Requirement: Quote the listing below in its entirety.

Exercise inputs:
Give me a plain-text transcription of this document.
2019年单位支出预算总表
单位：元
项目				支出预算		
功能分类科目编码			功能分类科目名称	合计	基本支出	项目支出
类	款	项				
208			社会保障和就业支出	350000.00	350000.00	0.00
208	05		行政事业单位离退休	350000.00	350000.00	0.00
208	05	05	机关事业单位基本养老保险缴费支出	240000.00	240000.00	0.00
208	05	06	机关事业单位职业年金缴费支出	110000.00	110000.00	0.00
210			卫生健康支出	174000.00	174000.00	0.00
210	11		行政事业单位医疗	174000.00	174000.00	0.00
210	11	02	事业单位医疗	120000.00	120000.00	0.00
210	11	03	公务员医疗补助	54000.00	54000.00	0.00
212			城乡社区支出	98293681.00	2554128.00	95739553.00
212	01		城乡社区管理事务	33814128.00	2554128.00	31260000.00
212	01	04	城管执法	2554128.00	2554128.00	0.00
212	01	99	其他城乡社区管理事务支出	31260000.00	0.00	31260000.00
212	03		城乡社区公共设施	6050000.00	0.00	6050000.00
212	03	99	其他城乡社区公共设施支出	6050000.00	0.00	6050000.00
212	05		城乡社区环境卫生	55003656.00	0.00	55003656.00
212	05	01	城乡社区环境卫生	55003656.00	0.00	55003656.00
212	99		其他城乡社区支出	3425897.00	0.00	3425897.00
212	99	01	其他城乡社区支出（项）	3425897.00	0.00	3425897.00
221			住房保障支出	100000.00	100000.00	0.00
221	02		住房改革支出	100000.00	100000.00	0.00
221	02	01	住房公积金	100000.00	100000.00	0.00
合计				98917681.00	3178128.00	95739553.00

Task solution:
Give me a plain-text transcription of this document.
2019年单位支出预算总表
单位：元
项目				支出预算		
功能分类科目编码			功能分类科目名称	合计	基本支出	项目支出
类	款	项				
208			社会保障和就业支出	350000.00	350000.00	0.00
208	05		行政事业单位离退休	350000.00	350000.00	0.00
208	05	05	机关事业单位基本养老保险缴费支出	240000.00	240000.00	0.00
208	05	06	机关事业单位职业年金缴费支出	110000.00	110000.00	0.00
210			卫生健康支出	174000.00	174000.00	0.00
210	11		行政事业单位医疗	174000.00	174000.00	0.00
210	11	02	事业单位医疗	120000.00	120000.00	0.00
210	11	03	公务员医疗补助	54000.00	54000.00	0.00
212			城乡社区支出	98293681.00	2554128.00	95739553.00
212	01		城乡社区管理事务	33814128.00	2554128.00	31260000.00
212	01	04	城管执法	2554128.00	2554128.00	0.00
212	01	99	其他城乡社区管理事务支出	31260000.00	0.00	31260000.00
212	03		城乡社区公共设施	6050000.00	0.00	6050000.00
212	03	99	其他城乡社区公共设施支出	6050000.00	0.00	6050000.00
212	05		城乡社区环境卫生	55003656.00	0.00	55003656.00
212	05	01	城乡社区环境卫生	55003656.00	0.00	55003656.00
212	99		其他城乡社区支出	3425897.00	0.00	3425897.00
212	99	01	其他城乡社区支出（项）	3425897.00	0.00	3425897.00
221			住房保障支出	100000.00	100000.00	0.00
221	02		住房改革支出	100000.00	100000.00	0.00
221	02	01	住房公积金	100000.00	100000.00	0.00
合计				98917681.00	3178128.00	95739553.00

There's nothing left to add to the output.